Output an exact reproduction of the data.
==== ROWS
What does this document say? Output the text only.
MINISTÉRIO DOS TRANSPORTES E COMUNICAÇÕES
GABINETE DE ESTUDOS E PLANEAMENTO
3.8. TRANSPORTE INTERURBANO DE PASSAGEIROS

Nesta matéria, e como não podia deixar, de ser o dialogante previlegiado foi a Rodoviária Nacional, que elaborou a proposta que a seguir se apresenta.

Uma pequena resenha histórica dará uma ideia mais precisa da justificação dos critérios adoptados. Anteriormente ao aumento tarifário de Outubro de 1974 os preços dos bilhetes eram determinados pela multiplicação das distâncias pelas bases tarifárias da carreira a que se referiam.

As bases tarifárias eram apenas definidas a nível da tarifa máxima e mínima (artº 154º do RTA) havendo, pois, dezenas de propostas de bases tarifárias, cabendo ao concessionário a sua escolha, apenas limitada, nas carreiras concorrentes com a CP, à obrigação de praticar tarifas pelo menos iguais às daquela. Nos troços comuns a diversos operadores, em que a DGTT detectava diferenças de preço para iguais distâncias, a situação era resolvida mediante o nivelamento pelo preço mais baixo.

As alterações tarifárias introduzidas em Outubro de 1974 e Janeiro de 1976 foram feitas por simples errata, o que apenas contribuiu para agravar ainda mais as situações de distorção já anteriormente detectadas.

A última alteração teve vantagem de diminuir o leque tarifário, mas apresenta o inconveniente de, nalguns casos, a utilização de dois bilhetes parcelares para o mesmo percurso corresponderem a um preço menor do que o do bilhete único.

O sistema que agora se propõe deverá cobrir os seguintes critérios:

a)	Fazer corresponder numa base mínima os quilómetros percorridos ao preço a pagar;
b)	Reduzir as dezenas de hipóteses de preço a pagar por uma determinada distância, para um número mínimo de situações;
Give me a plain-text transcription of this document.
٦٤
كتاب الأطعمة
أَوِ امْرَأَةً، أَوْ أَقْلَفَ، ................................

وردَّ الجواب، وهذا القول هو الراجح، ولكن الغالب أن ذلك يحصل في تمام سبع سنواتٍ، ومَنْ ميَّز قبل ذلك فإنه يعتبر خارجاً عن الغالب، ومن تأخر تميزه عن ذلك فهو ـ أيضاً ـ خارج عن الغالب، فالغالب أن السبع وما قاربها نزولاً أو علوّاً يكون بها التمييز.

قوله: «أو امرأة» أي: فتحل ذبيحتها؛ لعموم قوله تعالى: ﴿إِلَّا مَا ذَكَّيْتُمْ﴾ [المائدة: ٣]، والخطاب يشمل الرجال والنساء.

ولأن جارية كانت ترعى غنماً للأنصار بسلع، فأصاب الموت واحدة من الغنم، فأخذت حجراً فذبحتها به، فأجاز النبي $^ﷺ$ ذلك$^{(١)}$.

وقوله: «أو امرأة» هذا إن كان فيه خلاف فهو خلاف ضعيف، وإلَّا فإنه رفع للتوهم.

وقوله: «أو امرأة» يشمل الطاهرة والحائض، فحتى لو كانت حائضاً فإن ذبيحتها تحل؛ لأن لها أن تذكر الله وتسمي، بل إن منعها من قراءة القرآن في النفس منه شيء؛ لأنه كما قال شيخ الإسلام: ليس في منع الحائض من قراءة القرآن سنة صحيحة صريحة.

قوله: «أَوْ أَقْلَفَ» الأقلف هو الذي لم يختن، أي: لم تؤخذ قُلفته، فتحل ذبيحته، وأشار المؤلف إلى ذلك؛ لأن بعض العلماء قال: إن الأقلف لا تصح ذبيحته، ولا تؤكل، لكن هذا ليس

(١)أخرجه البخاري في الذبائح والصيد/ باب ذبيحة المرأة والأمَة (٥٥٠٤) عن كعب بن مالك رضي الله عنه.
========
## CORRECT ANSWER
What does this document say? Output the text only.
MINISTÉRIO DOS TRANSPORTES E COMUNICAÇÕES
GABINETE DE ESTUDOS E PLANEAMENTO
3.8. TRANSPORTE INTERURBANO DE PASSAGEIROS

Nesta matéria, e como não podia deixar, de ser o dialogante previlegiado foi a Rodoviária Nacional, que elaborou a proposta que a seguir se apresenta.

Uma pequena resenha histórica dará uma ideia mais precisa da justificação dos critérios adoptados. Anteriormente ao aumento tarifário de Outubro de 1974 os preços dos bilhetes eram determinados pela multiplicação das distâncias pelas bases tarifárias da carreira a que se referiam.

As bases tarifárias eram apenas definidas a nível da tarifa máxima e mínima (artº 154º do RTA) havendo, pois, dezenas de propostas de bases tarifárias, cabendo ao concessionário a sua escolha, apenas limitada, nas carreiras concorrentes com a CP, à obrigação de praticar tarifas pelo menos iguais às daquela. Nos troços comuns a diversos operadores, em que a DGTT detectava diferenças de preço para iguais distâncias, a situação era resolvida mediante o nivelamento pelo preço mais baixo.

As alterações tarifárias introduzidas em Outubro de 1974 e Janeiro de 1976 foram feitas por simples errata, o que apenas contribuiu para agravar ainda mais as situações de distorção já anteriormente detectadas.

A última alteração teve vantagem de diminuir o leque tarifário, mas apresenta o inconveniente de, nalguns casos, a utilização de dois bilhetes parcelares para o mesmo percurso corresponderem a um preço menor do que o do bilhete único.

O sistema que agora se propõe deverá cobrir os seguintes critérios:

a)	Fazer corresponder numa base mínima os quilómetros percorridos ao preço a pagar;
b)	Reduzir as dezenas de hipóteses de preço a pagar por uma determinada distância, para um número mínimo de situações;
Give me a plain-text transcription of this document.
٦٤
كتاب الأطعمة
أَوِ امْرَأَةً، أَوْ أَقْلَفَ، ................................

وردَّ الجواب، وهذا القول هو الراجح، ولكن الغالب أن ذلك يحصل في تمام سبع سنواتٍ، ومَنْ ميَّز قبل ذلك فإنه يعتبر خارجاً عن الغالب، ومن تأخر تميزه عن ذلك فهو ـ أيضاً ـ خارج عن الغالب، فالغالب أن السبع وما قاربها نزولاً أو علوّاً يكون بها التمييز.

قوله: «أو امرأة» أي: فتحل ذبيحتها؛ لعموم قوله تعالى: ﴿إِلَّا مَا ذَكَّيْتُمْ﴾ [المائدة: ٣]، والخطاب يشمل الرجال والنساء.

ولأن جارية كانت ترعى غنماً للأنصار بسلع، فأصاب الموت واحدة من الغنم، فأخذت حجراً فذبحتها به، فأجاز النبي $^ﷺ$ ذلك$^{(١)}$.

وقوله: «أو امرأة» هذا إن كان فيه خلاف فهو خلاف ضعيف، وإلَّا فإنه رفع للتوهم.

وقوله: «أو امرأة» يشمل الطاهرة والحائض، فحتى لو كانت حائضاً فإن ذبيحتها تحل؛ لأن لها أن تذكر الله وتسمي، بل إن منعها من قراءة القرآن في النفس منه شيء؛ لأنه كما قال شيخ الإسلام: ليس في منع الحائض من قراءة القرآن سنة صحيحة صريحة.

قوله: «أَوْ أَقْلَفَ» الأقلف هو الذي لم يختن، أي: لم تؤخذ قُلفته، فتحل ذبيحته، وأشار المؤلف إلى ذلك؛ لأن بعض العلماء قال: إن الأقلف لا تصح ذبيحته، ولا تؤكل، لكن هذا ليس

(١)أخرجه البخاري في الذبائح والصيد/ باب ذبيحة المرأة والأمَة (٥٥٠٤) عن كعب بن مالك رضي الله عنه.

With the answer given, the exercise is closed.